Recorded data:
◇ ◇ ◇ ◇ ◇ ◇ ◇
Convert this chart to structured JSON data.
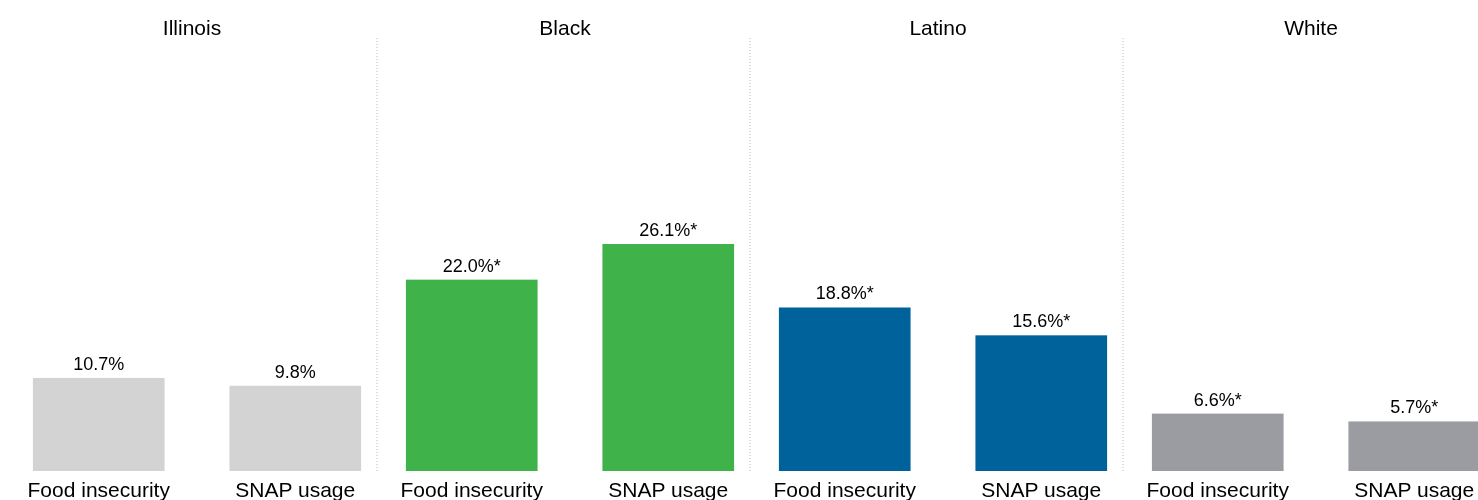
{
  "chart_data": [
    {
      "type": "bar",
      "title": "Illinois",
      "categories": [
        "Food insecurity",
        "SNAP usage"
      ],
      "values": [
        10.7,
        9.8
      ],
      "colors": [
        "#d3d3d3",
        "#d3d3d3"
      ],
      "value_labels": [
        "10.7%",
        "9.8%"
      ]
    },
    {
      "type": "bar",
      "title": "Black",
      "categories": [
        "Food insecurity",
        "SNAP usage"
      ],
      "values": [
        22.0,
        26.1
      ],
      "colors": [
        "#3fb24a",
        "#3fb24a"
      ],
      "value_labels": [
        "22.0%*",
        "26.1%*"
      ]
    },
    {
      "type": "bar",
      "title": "Latino",
      "categories": [
        "Food insecurity",
        "SNAP usage"
      ],
      "values": [
        18.8,
        15.6
      ],
      "colors": [
        "#00629b",
        "#00629b"
      ],
      "value_labels": [
        "18.8%*",
        "15.6%*"
      ]
    },
    {
      "type": "bar",
      "title": "White",
      "categories": [
        "Food insecurity",
        "SNAP usage"
      ],
      "values": [
        6.6,
        5.7
      ],
      "colors": [
        "#9a9ca1",
        "#9a9ca1"
      ],
      "value_labels": [
        "6.6%*",
        "5.7%*"
      ]
    }
  ]
}
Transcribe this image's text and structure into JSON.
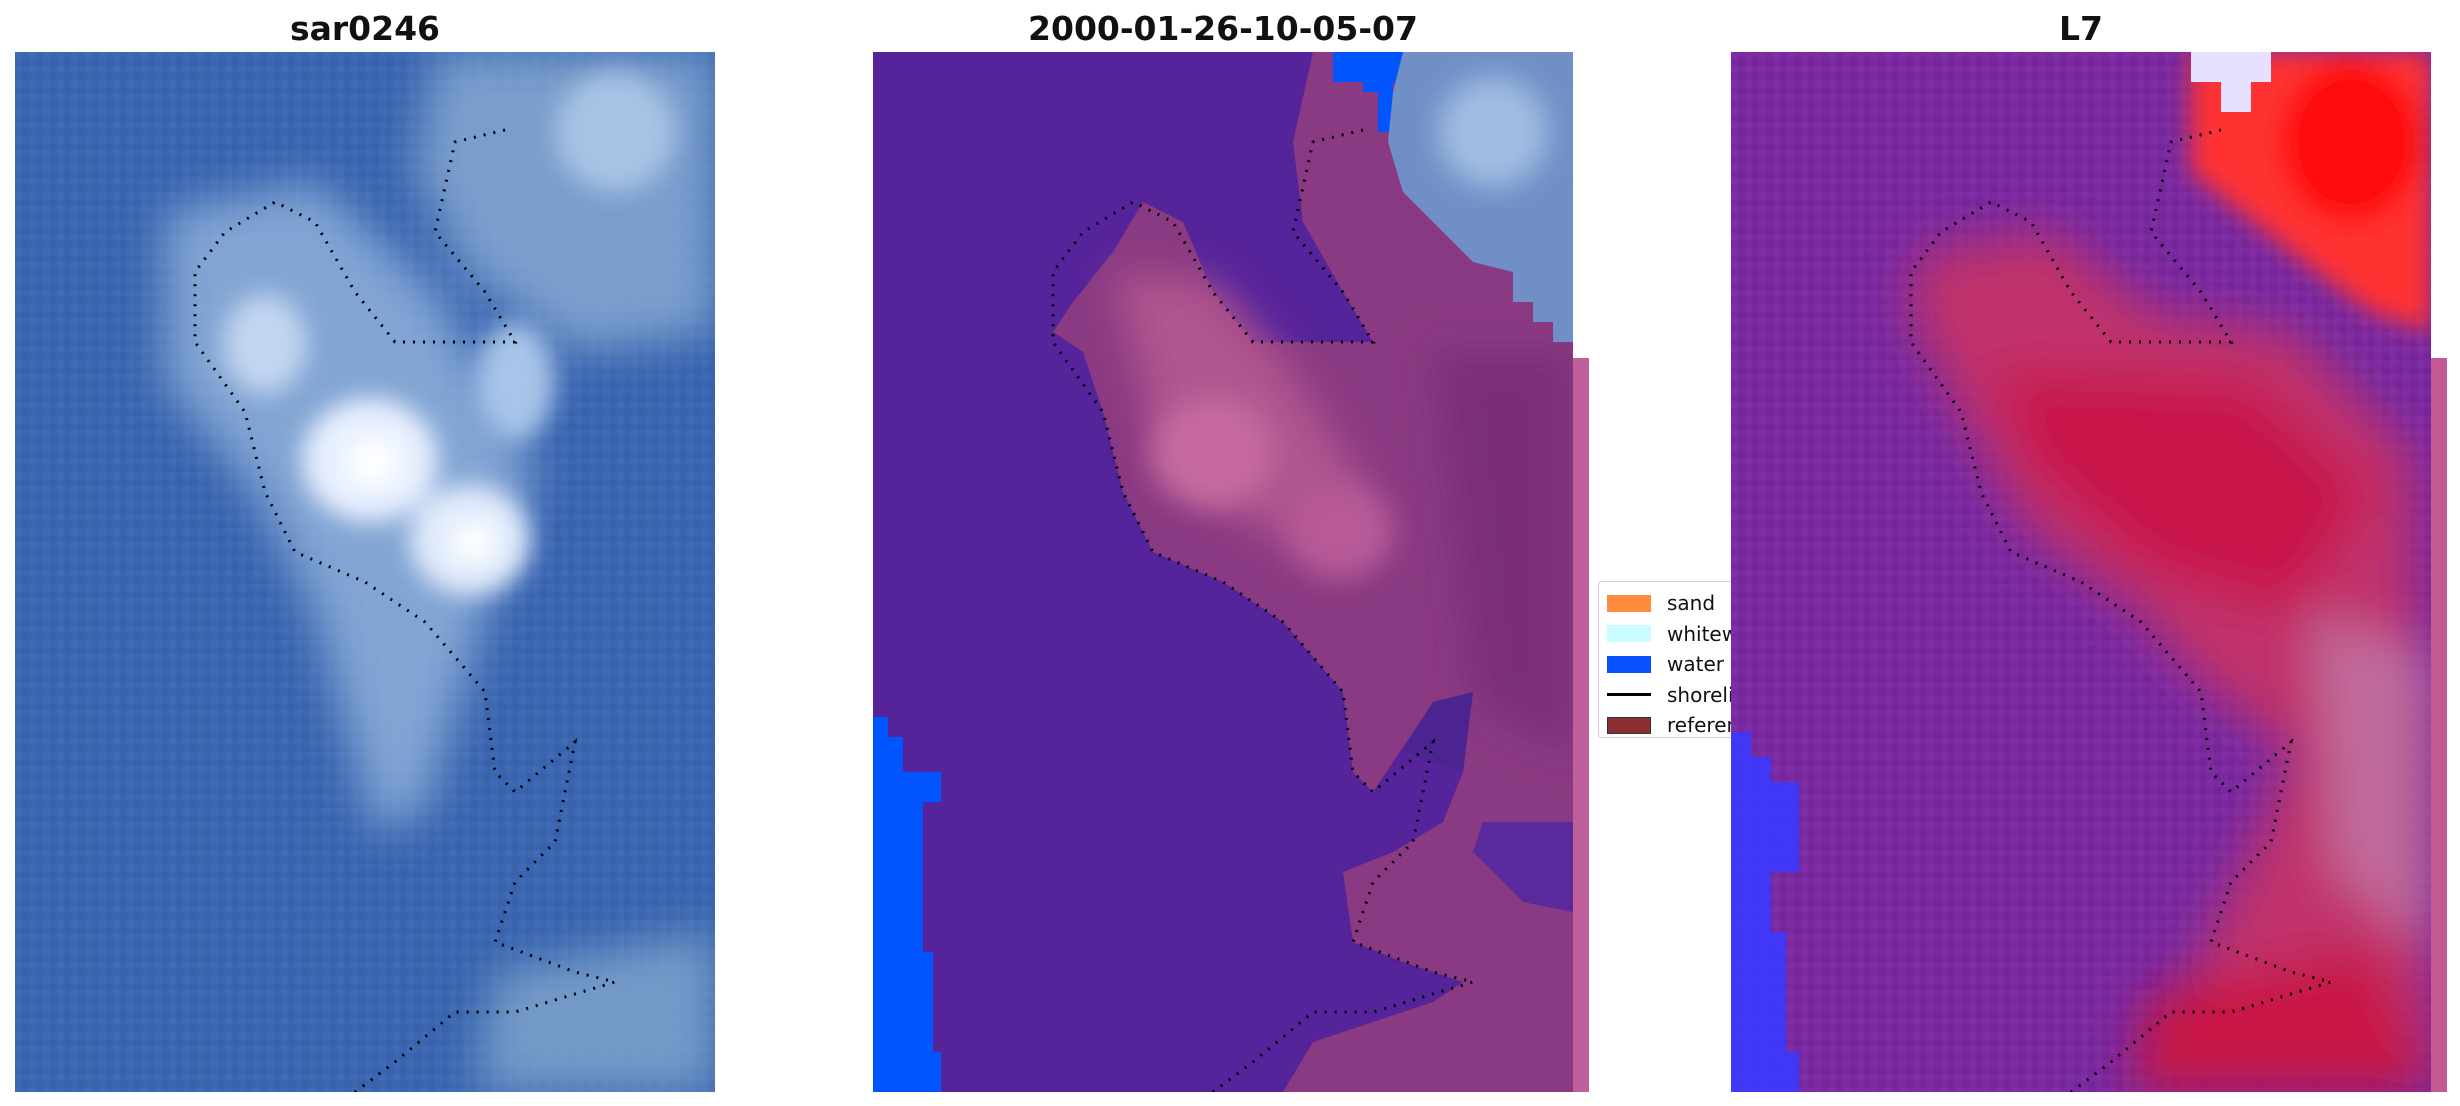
{
  "panels": [
    {
      "title": "sar0246"
    },
    {
      "title": "2000-01-26-10-05-07"
    },
    {
      "title": "L7"
    }
  ],
  "legend": {
    "items": [
      {
        "label": "sand",
        "color": "#ff8c3c",
        "kind": "patch"
      },
      {
        "label": "whitewater",
        "color": "#c8fcff",
        "kind": "patch"
      },
      {
        "label": "water",
        "color": "#0a50ff",
        "kind": "patch"
      },
      {
        "label": "shoreline",
        "color": "#000000",
        "kind": "line"
      },
      {
        "label": "reference shoreline",
        "color": "#8b2f32",
        "kind": "patch"
      }
    ]
  },
  "colors": {
    "rgb_water": "#3a66b0",
    "class_background": "#55239a",
    "class_land": "#8a3a82",
    "class_water": "#0055ff",
    "mndwi_background": "#7a2aa0",
    "mndwi_high": "#ff2020",
    "mndwi_water": "#3a3aff"
  }
}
◇ ◇ ◇ ◇ ◇ ◇ ◇
- **The problem**: Leave out the pictures and transcribe everything else exactly.

- **Exercise result**:
Convert this chart to structured JSON data.
{
  "chart_data": [
    {
      "type": "bar",
      "title": "Illinois",
      "categories": [
        "Food insecurity",
        "SNAP usage"
      ],
      "values": [
        10.7,
        9.8
      ],
      "colors": [
        "#d3d3d3",
        "#d3d3d3"
      ],
      "value_labels": [
        "10.7%",
        "9.8%"
      ]
    },
    {
      "type": "bar",
      "title": "Black",
      "categories": [
        "Food insecurity",
        "SNAP usage"
      ],
      "values": [
        22.0,
        26.1
      ],
      "colors": [
        "#3fb24a",
        "#3fb24a"
      ],
      "value_labels": [
        "22.0%*",
        "26.1%*"
      ]
    },
    {
      "type": "bar",
      "title": "Latino",
      "categories": [
        "Food insecurity",
        "SNAP usage"
      ],
      "values": [
        18.8,
        15.6
      ],
      "colors": [
        "#00629b",
        "#00629b"
      ],
      "value_labels": [
        "18.8%*",
        "15.6%*"
      ]
    },
    {
      "type": "bar",
      "title": "White",
      "categories": [
        "Food insecurity",
        "SNAP usage"
      ],
      "values": [
        6.6,
        5.7
      ],
      "colors": [
        "#9a9ca1",
        "#9a9ca1"
      ],
      "value_labels": [
        "6.6%*",
        "5.7%*"
      ]
    }
  ]
}
Transcribe this image's text and structure into JSON.
{
  "panels": [
    {
      "title": "sar0246"
    },
    {
      "title": "2000-01-26-10-05-07"
    },
    {
      "title": "L7"
    }
  ],
  "legend": {
    "items": [
      {
        "label": "sand",
        "color": "#ff8c3c",
        "kind": "patch"
      },
      {
        "label": "whitewater",
        "color": "#c8fcff",
        "kind": "patch"
      },
      {
        "label": "water",
        "color": "#0a50ff",
        "kind": "patch"
      },
      {
        "label": "shoreline",
        "color": "#000000",
        "kind": "line"
      },
      {
        "label": "reference shoreline",
        "color": "#8b2f32",
        "kind": "patch"
      }
    ]
  },
  "colors": {
    "rgb_water": "#3a66b0",
    "class_background": "#55239a",
    "class_land": "#8a3a82",
    "class_water": "#0055ff",
    "mndwi_background": "#7a2aa0",
    "mndwi_high": "#ff2020",
    "mndwi_water": "#3a3aff"
  }
}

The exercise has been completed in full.